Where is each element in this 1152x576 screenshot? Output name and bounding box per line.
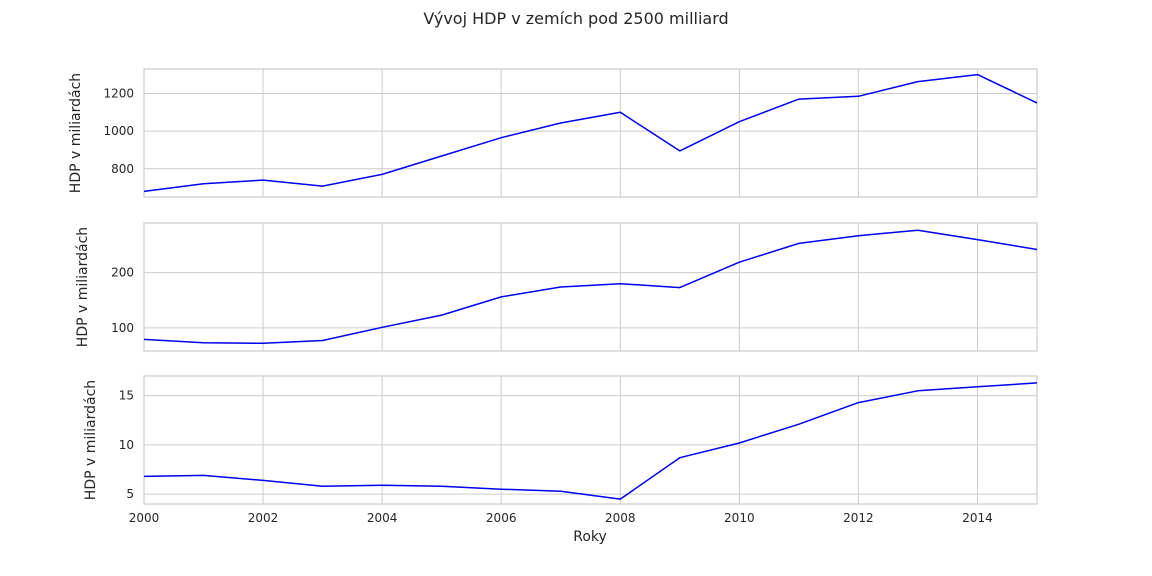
x-tick-label: 2010 xyxy=(724,511,755,525)
panel-3: 5 10 15 HDP v miliardách xyxy=(83,375,1038,505)
y-tick-label: 5 xyxy=(126,487,134,501)
plot-frame xyxy=(143,68,1038,198)
x-tick-label: 2000 xyxy=(129,511,160,525)
y-tick-label: 15 xyxy=(119,389,134,403)
x-axis-label: Roky xyxy=(573,529,607,545)
series-line xyxy=(143,382,1038,500)
y-tick-label: 100 xyxy=(111,321,134,335)
x-tick-label: 2012 xyxy=(843,511,874,525)
x-tick-label: 2014 xyxy=(962,511,993,525)
x-tick-label: 2006 xyxy=(486,511,517,525)
panel-1: 800 1000 1200 HDP v miliardách xyxy=(68,68,1038,198)
y-axis-label: HDP v miliardách xyxy=(83,380,99,500)
x-tick-label: 2004 xyxy=(367,511,398,525)
y-tick-label: 1000 xyxy=(103,124,134,138)
chart-title: Vývoj HDP v zemích pod 2500 milliard xyxy=(423,9,728,28)
y-axis-label: HDP v miliardách xyxy=(75,227,91,347)
y-tick-label: 10 xyxy=(119,438,134,452)
series-line xyxy=(143,73,1038,193)
y-tick-label: 1200 xyxy=(103,86,134,100)
plot-frame xyxy=(143,375,1038,505)
x-tick-label: 2008 xyxy=(605,511,636,525)
y-axis-label: HDP v miliardách xyxy=(68,73,84,193)
panel-2: 100 200 HDP v miliardách xyxy=(75,222,1038,352)
x-tick-label: 2002 xyxy=(248,511,279,525)
panels-layer: 800 1000 1200 HDP v miliardách 100 200 HDP v m… xyxy=(68,68,1038,525)
y-tick-label: 200 xyxy=(111,266,134,280)
plot-frame xyxy=(143,222,1038,352)
y-tick-label: 800 xyxy=(111,162,134,176)
series-line xyxy=(143,229,1038,345)
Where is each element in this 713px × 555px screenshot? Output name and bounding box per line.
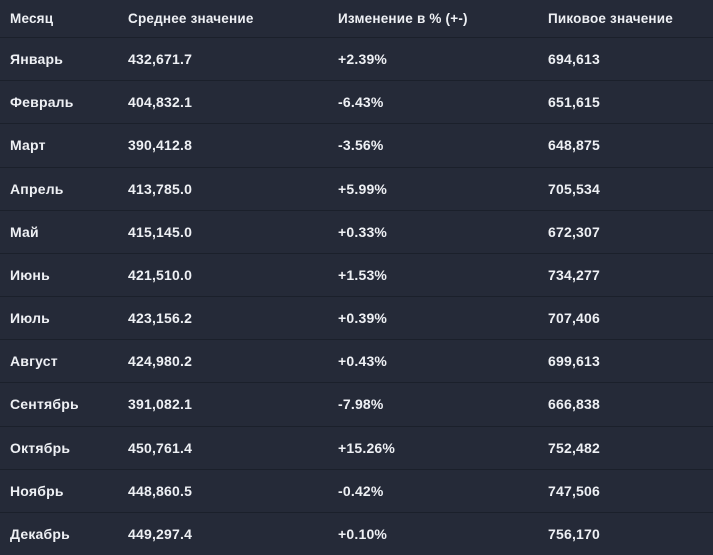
cell-change: +0.10% <box>338 525 388 542</box>
table-row: Ноябрь 448,860.5 -0.42% 747,506 <box>0 468 713 512</box>
cell-month: Март <box>10 137 46 154</box>
cell-change: +2.39% <box>338 51 388 68</box>
cell-average: 415,145.0 <box>128 223 193 240</box>
cell-peak: 705,534 <box>548 180 601 197</box>
cell-change: +0.43% <box>338 353 388 370</box>
table-row: Январь 432,671.7 +2.39% 694,613 <box>0 37 713 80</box>
table-row: Апрель 413,785.0 +5.99% 705,534 <box>0 166 713 210</box>
cell-month: Июль <box>10 310 50 327</box>
cell-average: 413,785.0 <box>128 180 193 197</box>
cell-month: Май <box>10 223 39 240</box>
cell-change: -3.56% <box>338 137 384 154</box>
cell-change: +5.99% <box>338 180 388 197</box>
table-header-row: Месяц Среднее значение Изменение в % (+-… <box>0 0 713 37</box>
cell-average: 391,082.1 <box>128 396 193 413</box>
table-row: Март 390,412.8 -3.56% 648,875 <box>0 123 713 166</box>
column-header-average: Среднее значение <box>128 11 254 26</box>
table-row: Сентябрь 391,082.1 -7.98% 666,838 <box>0 382 713 425</box>
cell-month: Август <box>10 353 58 370</box>
cell-change: +0.33% <box>338 223 388 240</box>
cell-average: 423,156.2 <box>128 310 193 327</box>
cell-average: 404,832.1 <box>128 94 193 111</box>
cell-average: 450,761.4 <box>128 439 193 456</box>
cell-month: Ноябрь <box>10 482 64 499</box>
table-row: Июль 423,156.2 +0.39% 707,406 <box>0 296 713 339</box>
cell-peak: 672,307 <box>548 223 601 240</box>
table-row: Октябрь 450,761.4 +15.26% 752,482 <box>0 425 713 469</box>
cell-peak: 707,406 <box>548 310 601 327</box>
table-row: Декабрь 449,297.4 +0.10% 756,170 <box>0 511 713 555</box>
cell-average: 432,671.7 <box>128 51 193 68</box>
column-header-month: Месяц <box>10 11 54 26</box>
cell-peak: 747,506 <box>548 482 601 499</box>
cell-average: 424,980.2 <box>128 353 193 370</box>
cell-change: +15.26% <box>338 439 396 456</box>
cell-peak: 752,482 <box>548 439 601 456</box>
cell-month: Сентябрь <box>10 396 79 413</box>
cell-month: Декабрь <box>10 525 70 542</box>
cell-change: -0.42% <box>338 482 384 499</box>
cell-change: +1.53% <box>338 266 388 283</box>
column-header-change: Изменение в % (+-) <box>338 11 468 26</box>
cell-month: Апрель <box>10 180 64 197</box>
table-row: Август 424,980.2 +0.43% 699,613 <box>0 339 713 382</box>
table-row: Июнь 421,510.0 +1.53% 734,277 <box>0 252 713 296</box>
column-header-peak: Пиковое значение <box>548 11 673 26</box>
cell-month: Февраль <box>10 94 74 111</box>
cell-month: Январь <box>10 51 64 68</box>
cell-peak: 734,277 <box>548 266 601 283</box>
cell-peak: 666,838 <box>548 396 601 413</box>
cell-month: Июнь <box>10 266 50 283</box>
table-row: Февраль 404,832.1 -6.43% 651,615 <box>0 80 713 123</box>
cell-average: 448,860.5 <box>128 482 193 499</box>
cell-average: 421,510.0 <box>128 266 193 283</box>
cell-average: 449,297.4 <box>128 525 193 542</box>
cell-peak: 651,615 <box>548 94 601 111</box>
cell-change: -7.98% <box>338 396 384 413</box>
cell-peak: 756,170 <box>548 525 601 542</box>
cell-peak: 694,613 <box>548 51 601 68</box>
cell-month: Октябрь <box>10 439 71 456</box>
cell-average: 390,412.8 <box>128 137 193 154</box>
table-row: Май 415,145.0 +0.33% 672,307 <box>0 209 713 253</box>
cell-change: +0.39% <box>338 310 388 327</box>
cell-change: -6.43% <box>338 94 384 111</box>
cell-peak: 699,613 <box>548 353 601 370</box>
cell-peak: 648,875 <box>548 137 601 154</box>
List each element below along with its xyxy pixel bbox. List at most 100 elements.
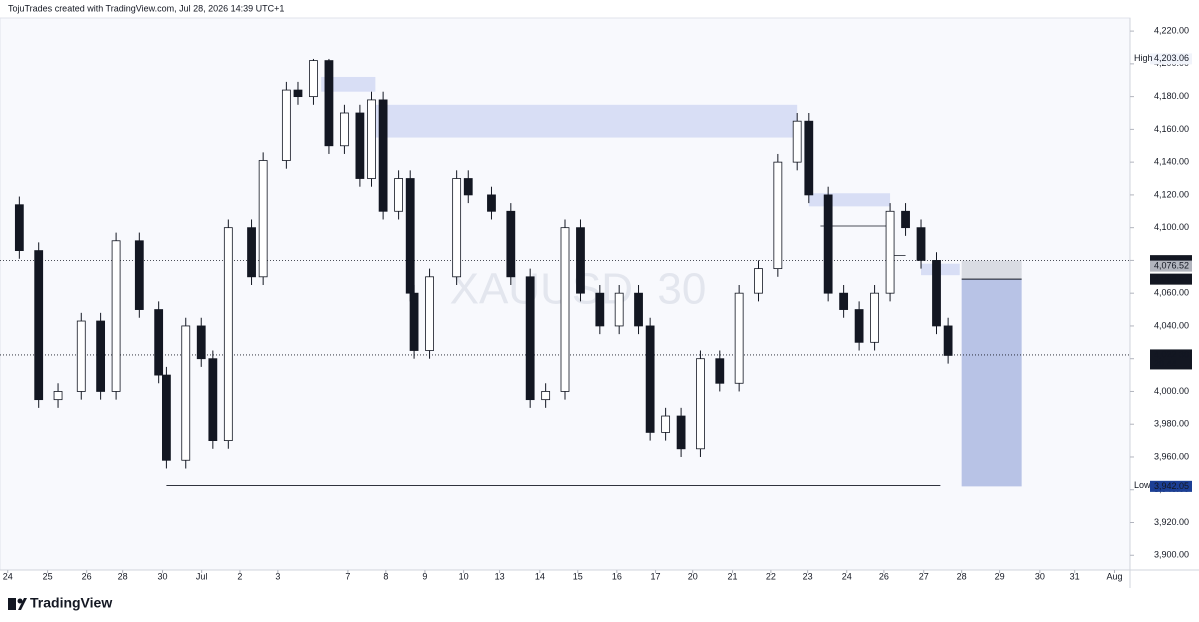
candle [661,407,671,441]
candle [645,317,655,441]
x-tick-label: 24 [3,571,13,581]
y-tick-label: 4,180.00 [1154,91,1189,101]
candle [247,219,256,285]
y-tick-label: 4,160.00 [1154,124,1189,134]
x-tick-label: 15 [573,571,583,581]
candle-body [576,227,585,294]
price-label: 3,942.05 [1154,481,1189,491]
candle-body [792,120,802,163]
candle [208,350,218,449]
candle [916,219,926,269]
price-label: 4,203.06 [1154,53,1189,63]
x-tick-label: 28 [957,571,967,581]
x-tick-label: 8 [383,571,388,581]
candle [696,350,705,457]
x-tick-label: 2 [237,571,242,581]
candle-body [53,391,63,401]
zone [375,104,798,138]
x-tick-label: 22 [766,571,776,581]
candle [162,366,171,469]
candle-body [870,292,879,343]
candle [258,152,268,285]
candle [614,284,624,335]
y-tick-label: 4,140.00 [1154,157,1189,167]
candle [223,219,233,449]
y-tick-label: 3,980.00 [1154,419,1189,429]
candle-body [676,415,686,450]
logo-mark [18,598,27,610]
candle [409,284,419,359]
candle [324,58,334,154]
y-tick-label: 4,100.00 [1154,222,1189,232]
candle-body [208,358,218,441]
zone [808,193,891,207]
candle-body [452,178,462,278]
x-tick-label: 10 [459,571,469,581]
candle [181,317,191,469]
candle [394,170,403,220]
candle [134,232,144,318]
candle-body [823,194,833,294]
x-tick-label: Aug [1107,571,1123,581]
candle-body [773,161,783,270]
x-tick-label: 7 [345,571,350,581]
candle [405,170,415,302]
candle [792,113,802,171]
candle-body [111,240,121,392]
x-tick-label: 30 [158,571,168,581]
candle [34,242,44,408]
candle-body [281,89,291,161]
price-label-time: 20:44 [1154,358,1177,368]
candle-body [34,250,44,401]
x-tick-label: 30 [1035,571,1045,581]
candle-body [901,210,910,229]
candle-body [560,227,570,392]
candle [734,284,744,392]
candle [634,284,643,335]
candle-body [134,240,144,310]
candle-body [804,120,814,196]
x-tick-label: 20 [688,571,698,581]
price-label: 4,068.57 [1154,274,1189,284]
x-tick-label: 25 [43,571,53,581]
candle [367,91,376,187]
candle-body [614,292,624,327]
footer-logo: TradingView [30,595,112,611]
price-label-bg [1150,53,1192,65]
candle [309,58,318,105]
candle-body [696,358,705,450]
candle-body [506,210,516,278]
candle-body [754,268,763,294]
candle-body [932,260,941,327]
candle [506,203,516,285]
candle [754,260,763,302]
candle [76,312,86,400]
x-tick-label: 27 [919,571,929,581]
x-tick-label: 14 [535,571,545,581]
candle-body [463,178,473,196]
x-tick-label: 21 [728,571,738,581]
target-zone [961,279,1022,487]
price-label: 4,022.30 [1154,349,1189,359]
x-tick-label: 29 [995,571,1005,581]
y-tick-label: 3,920.00 [1154,517,1189,527]
candle-body [162,374,171,461]
candle [715,350,725,392]
candle [378,91,388,220]
candle [901,203,910,236]
candle-body [943,325,953,356]
stop-zone [961,260,1022,280]
x-tick-label: 17 [651,571,661,581]
candle-body [181,325,191,461]
candle-body [309,60,318,98]
x-tick-label: Jul [196,571,208,581]
price-label-bg [1150,273,1192,285]
candle-body [196,325,206,360]
logo-mark [17,598,23,604]
y-tick-label: 3,900.00 [1154,550,1189,560]
y-tick-label: 4,000.00 [1154,386,1189,396]
x-tick-label: 16 [612,571,622,581]
candle-body [715,358,725,384]
candle [293,81,303,105]
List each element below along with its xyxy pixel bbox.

■ **SET PROBLEM**
Substitute "price-axis-label" for "y-tick-label" in the records, writing out the lines between those holding "candle [661,407,671,441]" and "candle [208,350,218,449]", inclusive, and leaving everything else unchanged.

■ **SOLUTION TO THIS PROBLEM**
candle [661,407,671,441]
candle [645,317,655,441]
x-tick-label: 24 [3,571,13,581]
price-axis-label: 4,180.00 [1154,91,1189,101]
candle [247,219,256,285]
price-axis-label: 4,160.00 [1154,124,1189,134]
x-tick-label: 15 [573,571,583,581]
candle-body [576,227,585,294]
price-label: 3,942.05 [1154,481,1189,491]
candle-body [792,120,802,163]
candle [208,350,218,449]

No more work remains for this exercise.